— Begin INPUT FOR THIS TASK —

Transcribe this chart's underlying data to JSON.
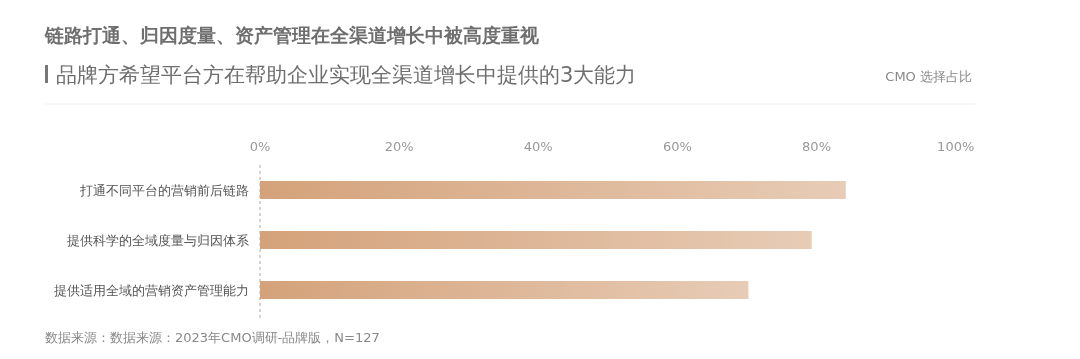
{
  "chart_data": {
    "type": "bar",
    "orientation": "horizontal",
    "title": "链路打通、归因度量、资产管理在全渠道增长中被高度重视",
    "subtitle": "品牌方希望平台方在帮助企业实现全渠道增长中提供的3大能力",
    "categories": [
      "打通不同平台的营销前后链路",
      "提供科学的全域度量与归因体系",
      "提供适用全域的营销资产管理能力"
    ],
    "values": [
      84.2,
      79.3,
      70.2
    ],
    "color": "#d4a27a",
    "xlim": [
      0,
      100
    ],
    "xticks": [
      {
        "value": 0,
        "label": "0%"
      },
      {
        "value": 20,
        "label": "20%"
      },
      {
        "value": 40,
        "label": "40%"
      },
      {
        "value": 60,
        "label": "60%"
      },
      {
        "value": 80,
        "label": "80%"
      },
      {
        "value": 100,
        "label": "100%"
      }
    ],
    "grid": false,
    "annotations": [
      "CMO 选择占比",
      "数据来源：数据来源：2023年CMO调研-品牌版，N=127"
    ]
  }
}
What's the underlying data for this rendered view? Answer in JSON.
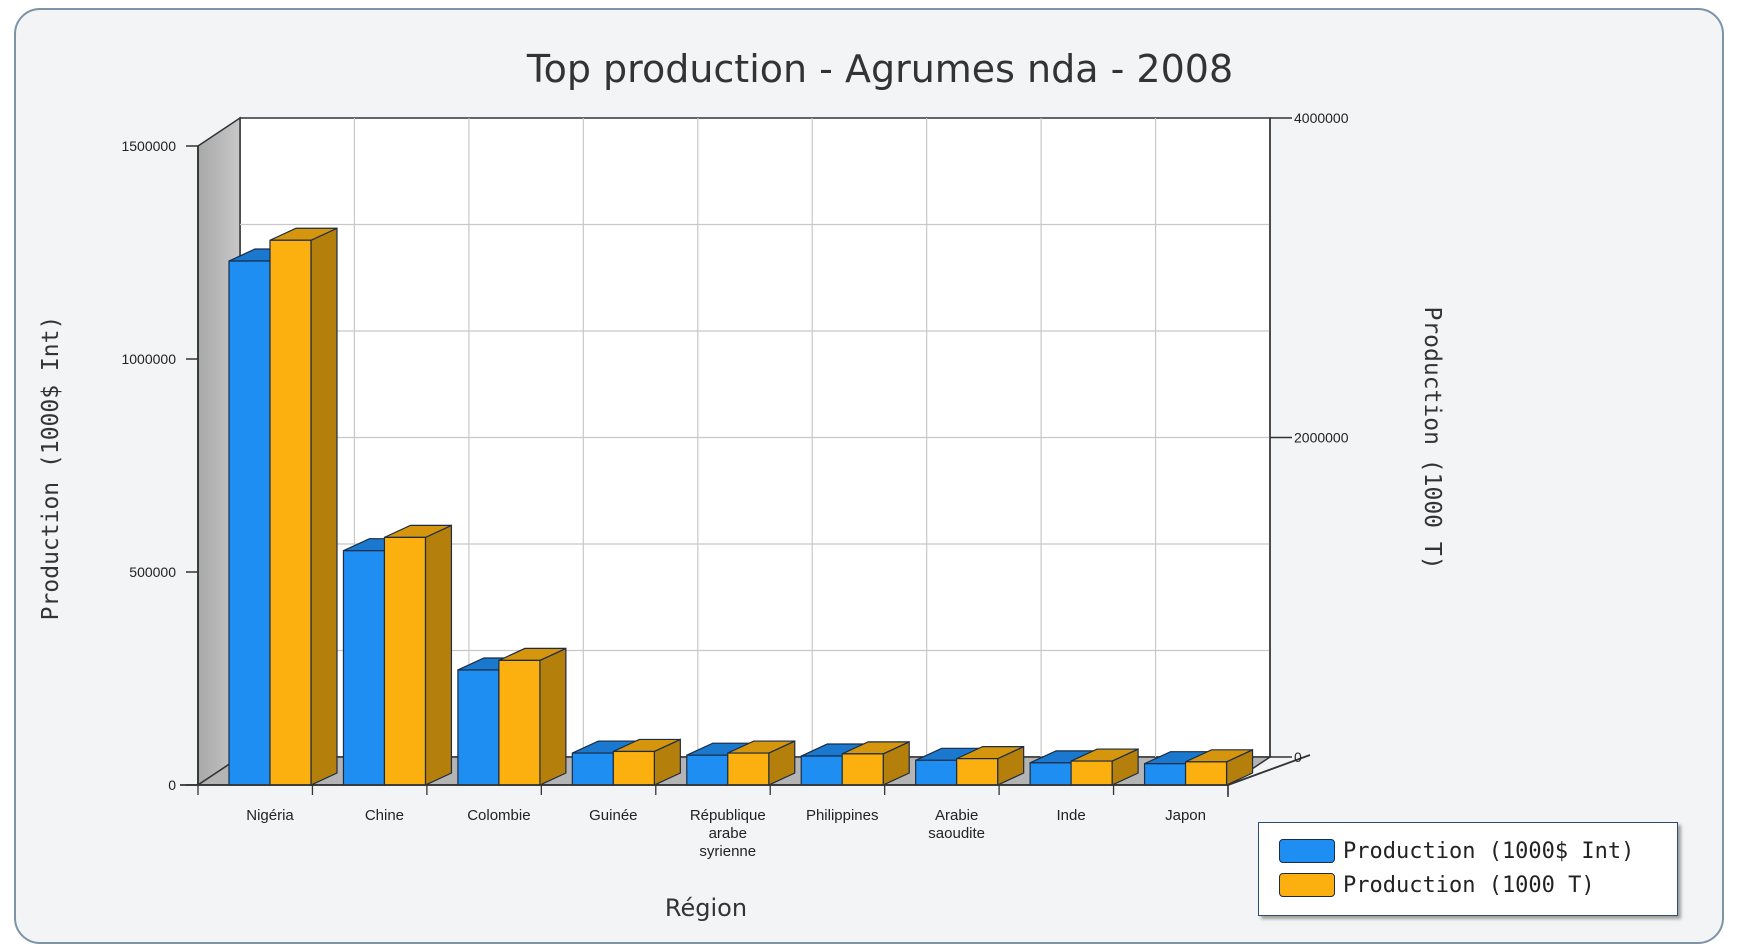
{
  "chart_data": {
    "type": "bar",
    "title": "Top production - Agrumes nda - 2008",
    "xlabel": "Région",
    "ylabel_left": "Production (1000$ Int)",
    "ylabel_right": "Production (1000 T)",
    "categories": [
      "Nigéria",
      "Chine",
      "Colombie",
      "Guinée",
      "République arabe syrienne",
      "Philippines",
      "Arabie saoudite",
      "Inde",
      "Japon"
    ],
    "series": [
      {
        "name": "Production (1000$ Int)",
        "axis": "left",
        "color": "#1f8ef2",
        "values": [
          1230000,
          550000,
          270000,
          75000,
          70000,
          68000,
          58000,
          52000,
          50000
        ]
      },
      {
        "name": "Production (1000 T)",
        "axis": "right",
        "color": "#fbb010",
        "values": [
          3410000,
          1550000,
          780000,
          210000,
          200000,
          195000,
          165000,
          150000,
          145000
        ]
      }
    ],
    "ylim_left": [
      0,
      1500000
    ],
    "ylim_right": [
      0,
      4000000
    ],
    "yticks_left": [
      0,
      500000,
      1000000,
      1500000
    ],
    "yticks_right": [
      0,
      2000000,
      4000000
    ],
    "grid": true,
    "legend_position": "bottom-right"
  }
}
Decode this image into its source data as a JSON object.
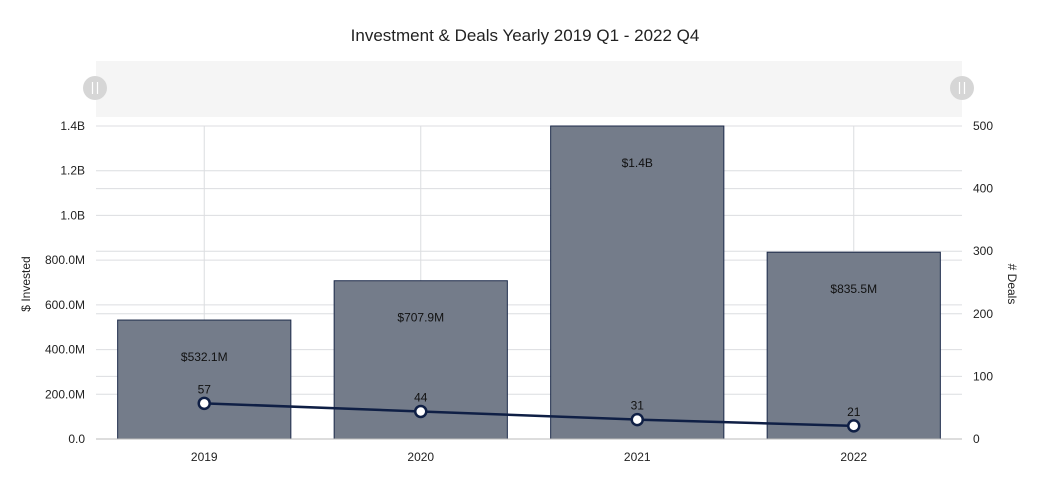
{
  "chart_data": {
    "type": "bar+line",
    "title": "Investment & Deals Yearly 2019 Q1 - 2022 Q4",
    "categories": [
      "2019",
      "2020",
      "2021",
      "2022"
    ],
    "series": [
      {
        "name": "$ Invested",
        "type": "bar",
        "axis": "left",
        "values": [
          532100000,
          707900000,
          1400000000,
          835500000
        ],
        "labels": [
          "$532.1M",
          "$707.9M",
          "$1.4B",
          "$835.5M"
        ]
      },
      {
        "name": "# Deals",
        "type": "line",
        "axis": "right",
        "values": [
          57,
          44,
          31,
          21
        ],
        "labels": [
          "57",
          "44",
          "31",
          "21"
        ]
      }
    ],
    "left_axis": {
      "label": "$ Invested",
      "ylim": [
        0,
        1400000000
      ],
      "tick_values": [
        0,
        200000000,
        400000000,
        600000000,
        800000000,
        1000000000,
        1200000000,
        1400000000
      ],
      "tick_labels": [
        "0.0",
        "200.0M",
        "400.0M",
        "600.0M",
        "800.0M",
        "1.0B",
        "1.2B",
        "1.4B"
      ]
    },
    "right_axis": {
      "label": "# Deals",
      "ylim": [
        0,
        500
      ],
      "tick_values": [
        0,
        100,
        200,
        300,
        400,
        500
      ],
      "tick_labels": [
        "0",
        "100",
        "200",
        "300",
        "400",
        "500"
      ]
    },
    "grid": true,
    "colors": {
      "bar_fill": "#747c8a",
      "bar_stroke": "#1c2a4a",
      "line": "#0f1f45",
      "marker_fill": "#ffffff",
      "grid": "#dcdde0",
      "navigator_bg": "#f5f5f5",
      "handle": "#d6d6d6",
      "text": "#222222"
    }
  }
}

— End INPUT FOR THIS TASK —

With the pictures omitted, reproduce the records in full and exactly.

> [ANSWER FOR THIS EXERCISE]
Transcribe this chart's underlying data to JSON.
{
  "chart_data": {
    "type": "bar",
    "orientation": "horizontal",
    "title": "链路打通、归因度量、资产管理在全渠道增长中被高度重视",
    "subtitle": "品牌方希望平台方在帮助企业实现全渠道增长中提供的3大能力",
    "categories": [
      "打通不同平台的营销前后链路",
      "提供科学的全域度量与归因体系",
      "提供适用全域的营销资产管理能力"
    ],
    "values": [
      84.2,
      79.3,
      70.2
    ],
    "color": "#d4a27a",
    "xlim": [
      0,
      100
    ],
    "xticks": [
      {
        "value": 0,
        "label": "0%"
      },
      {
        "value": 20,
        "label": "20%"
      },
      {
        "value": 40,
        "label": "40%"
      },
      {
        "value": 60,
        "label": "60%"
      },
      {
        "value": 80,
        "label": "80%"
      },
      {
        "value": 100,
        "label": "100%"
      }
    ],
    "grid": false,
    "annotations": [
      "CMO 选择占比",
      "数据来源：数据来源：2023年CMO调研-品牌版，N=127"
    ]
  }
}
What's the underlying data for this rendered view? Answer in JSON.
{
  "chart_data": {
    "type": "bar",
    "title": "Top production - Agrumes nda - 2008",
    "xlabel": "Région",
    "ylabel_left": "Production (1000$ Int)",
    "ylabel_right": "Production (1000 T)",
    "categories": [
      "Nigéria",
      "Chine",
      "Colombie",
      "Guinée",
      "République arabe syrienne",
      "Philippines",
      "Arabie saoudite",
      "Inde",
      "Japon"
    ],
    "series": [
      {
        "name": "Production (1000$ Int)",
        "axis": "left",
        "color": "#1f8ef2",
        "values": [
          1230000,
          550000,
          270000,
          75000,
          70000,
          68000,
          58000,
          52000,
          50000
        ]
      },
      {
        "name": "Production (1000 T)",
        "axis": "right",
        "color": "#fbb010",
        "values": [
          3410000,
          1550000,
          780000,
          210000,
          200000,
          195000,
          165000,
          150000,
          145000
        ]
      }
    ],
    "ylim_left": [
      0,
      1500000
    ],
    "ylim_right": [
      0,
      4000000
    ],
    "yticks_left": [
      0,
      500000,
      1000000,
      1500000
    ],
    "yticks_right": [
      0,
      2000000,
      4000000
    ],
    "grid": true,
    "legend_position": "bottom-right"
  }
}
Decode this image into its source data as a JSON object.
{
  "chart_data": {
    "type": "bar+line",
    "title": "Investment & Deals Yearly 2019 Q1 - 2022 Q4",
    "categories": [
      "2019",
      "2020",
      "2021",
      "2022"
    ],
    "series": [
      {
        "name": "$ Invested",
        "type": "bar",
        "axis": "left",
        "values": [
          532100000,
          707900000,
          1400000000,
          835500000
        ],
        "labels": [
          "$532.1M",
          "$707.9M",
          "$1.4B",
          "$835.5M"
        ]
      },
      {
        "name": "# Deals",
        "type": "line",
        "axis": "right",
        "values": [
          57,
          44,
          31,
          21
        ],
        "labels": [
          "57",
          "44",
          "31",
          "21"
        ]
      }
    ],
    "left_axis": {
      "label": "$ Invested",
      "ylim": [
        0,
        1400000000
      ],
      "tick_values": [
        0,
        200000000,
        400000000,
        600000000,
        800000000,
        1000000000,
        1200000000,
        1400000000
      ],
      "tick_labels": [
        "0.0",
        "200.0M",
        "400.0M",
        "600.0M",
        "800.0M",
        "1.0B",
        "1.2B",
        "1.4B"
      ]
    },
    "right_axis": {
      "label": "# Deals",
      "ylim": [
        0,
        500
      ],
      "tick_values": [
        0,
        100,
        200,
        300,
        400,
        500
      ],
      "tick_labels": [
        "0",
        "100",
        "200",
        "300",
        "400",
        "500"
      ]
    },
    "grid": true,
    "colors": {
      "bar_fill": "#747c8a",
      "bar_stroke": "#1c2a4a",
      "line": "#0f1f45",
      "marker_fill": "#ffffff",
      "grid": "#dcdde0",
      "navigator_bg": "#f5f5f5",
      "handle": "#d6d6d6",
      "text": "#222222"
    }
  }
}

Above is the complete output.